TASK STATEMENT:
Only a number is required: how many lines of the material contain the word "hosting"?
^^^^^^^^^^^^^^^^
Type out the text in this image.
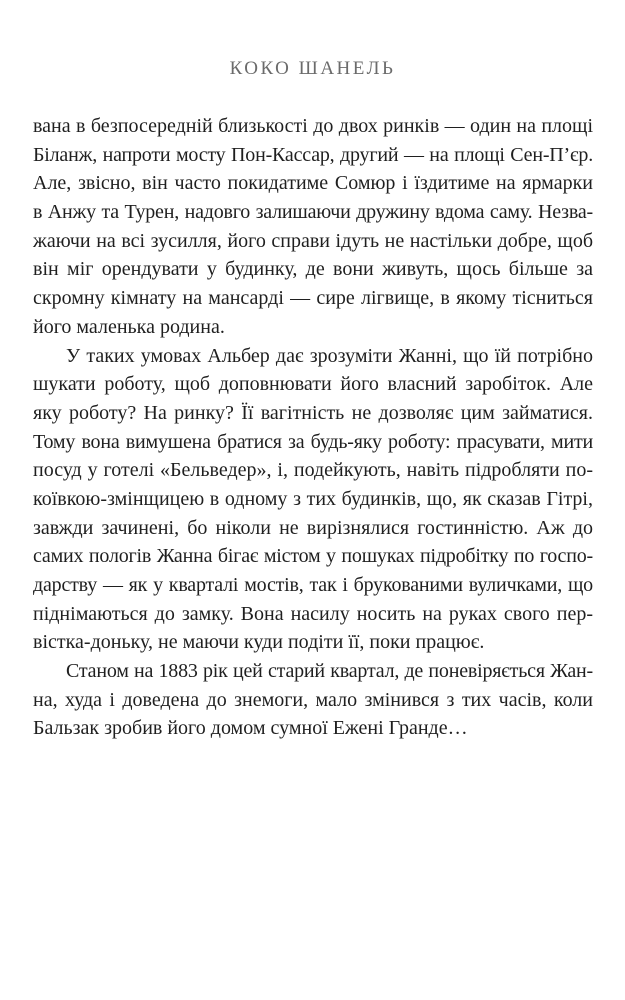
КОКО ШАНЕЛЬ
вана в безпосередній близькості до двох ринків — один на площі
Біланж, напроти мосту Пон-Кассар, другий — на площі Сен-П’єр.
Але, звісно, він часто покидатиме Сомюр і їздитиме на ярмарки
в Анжу та Турен, надовго залишаючи дружину вдома саму. Незва-
жаючи на всі зусилля, його справи ідуть не настільки добре, щоб
він міг орендувати у будинку, де вони живуть, щось більше за
скромну кімнату на мансарді — сире лігвище, в якому тісниться
його маленька родина.
У таких умовах Альбер дає зрозуміти Жанні, що їй потрібно
шукати роботу, щоб доповнювати його власний заробіток. Але
яку роботу? На ринку? Її вагітність не дозволяє цим займатися.
Тому вона вимушена братися за будь-яку роботу: прасувати, мити
посуд у готелі «Бельведер», і, подейкують, навіть підробляти по-
коївкою-змінщицею в одному з тих будинків, що, як сказав Гітрі,
завжди зачинені, бо ніколи не вирізнялися гостинністю. Аж до
самих пологів Жанна бігає містом у пошуках підробітку по госпо-
дарству — як у кварталі мостів, так і брукованими вуличками, що
піднімаються до замку. Вона насилу носить на руках свого пер-
вістка-доньку, не маючи куди подіти її, поки працює.
Станом на 1883 рік цей старий квартал, де поневіряється Жан-
на, худа і доведена до знемоги, мало змінився з тих часів, коли
Бальзак зробив його домом сумної Ежені Гранде…
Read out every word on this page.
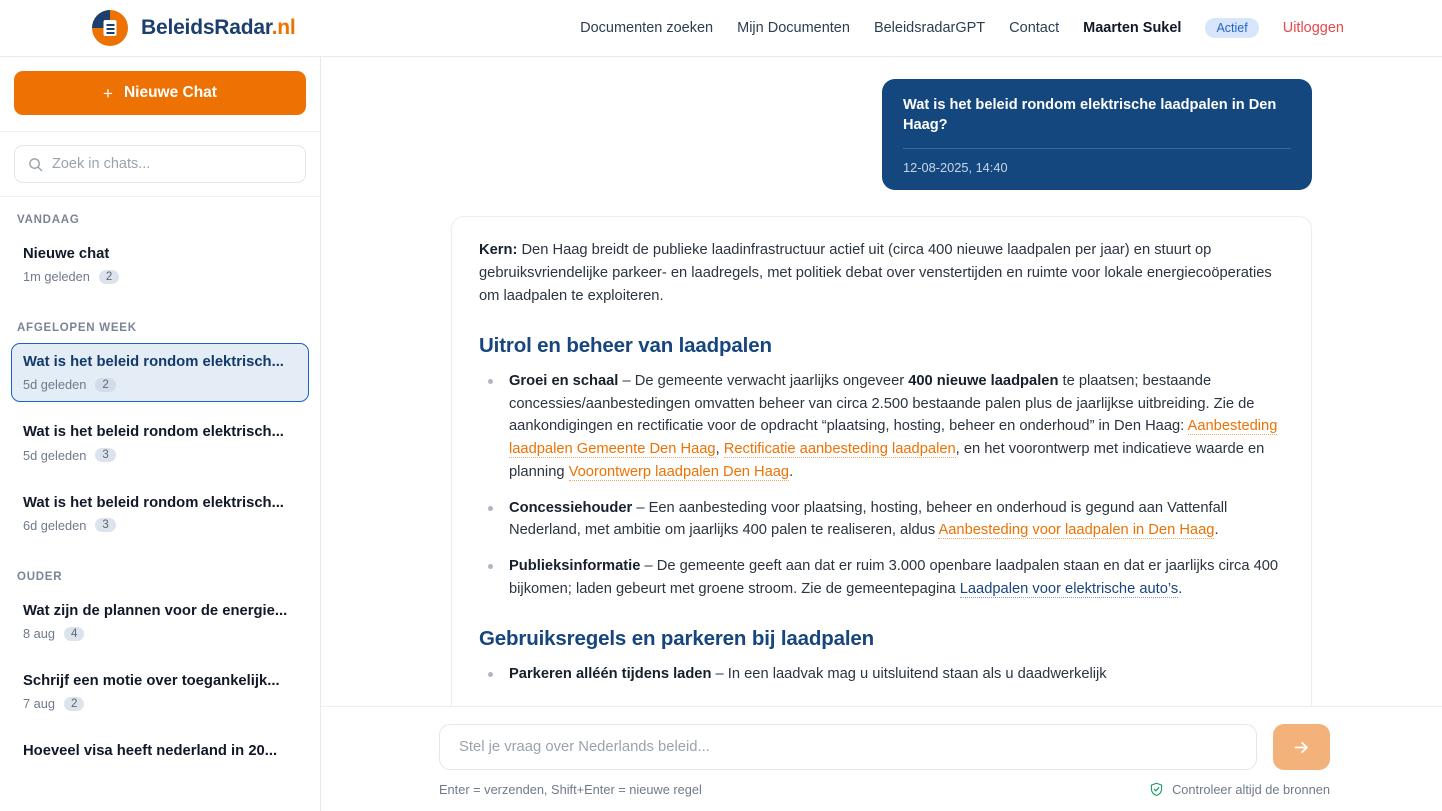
BeleidsRadar.nl	Documenten zoeken Mijn Documenten BeleidsradarGPT Contact Maarten Sukel	Actief	Uitloggen
+ Nieuwe Chat
Zoek in chats...
VANDAAG
Nieuwe chat
1m geleden	2
AFGELOPEN WEEK
Wat is het beleid rondom elektrisch...
5d geleden	2
Wat is het beleid rondom elektrisch...
5d geleden	3
Wat is het beleid rondom elektrisch...
6d geleden	3
OUDER
Wat zijn de plannen voor de energie...
8 aug	4
Schrijf een motie over toegankelijk...
7 aug	2
Hoeveel visa heeft nederland in 20...
Wat is het beleid rondom elektrische laadpalen in Den Haag?
12-08-2025, 14:40

Kern: Den Haag breidt de publieke laadinfrastructuur actief uit (circa 400 nieuwe laadpalen per jaar) en stuurt op gebruiksvriendelijke parkeer- en laadregels, met politiek debat over venstertijden en ruimte voor lokale energiecoöperaties om laadpalen te exploiteren.

Uitrol en beheer van laadpalen
Groei en schaal – De gemeente verwacht jaarlijks ongeveer 400 nieuwe laadpalen te plaatsen; bestaande concessies/aanbestedingen omvatten beheer van circa 2.500 bestaande palen plus de jaarlijkse uitbreiding. Zie de aankondigingen en rectificatie voor de opdracht “plaatsing, hosting, beheer en onderhoud” in Den Haag: Aanbesteding laadpalen Gemeente Den Haag, Rectificatie aanbesteding laadpalen, en het voorontwerp met indicatieve waarde en planning Voorontwerp laadpalen Den Haag.
Concessiehouder – Een aanbesteding voor plaatsing, hosting, beheer en onderhoud is gegund aan Vattenfall Nederland, met ambitie om jaarlijks 400 palen te realiseren, aldus Aanbesteding voor laadpalen in Den Haag.
Publieksinformatie – De gemeente geeft aan dat er ruim 3.000 openbare laadpalen staan en dat er jaarlijks circa 400 bijkomen; laden gebeurt met groene stroom. Zie de gemeentepagina Laadpalen voor elektrische auto’s.
Gebruiksregels en parkeren bij laadpalen
Parkeren alléén tijdens laden – In een laadvak mag u uitsluitend staan als u daadwerkelijk
Stel je vraag over Nederlands beleid...
Enter = verzenden, Shift+Enter = nieuwe regel	Controleer altijd de bronnen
^^^^^^^^^^^^^^^^
ANSWER TO THIS EXERCISE:
2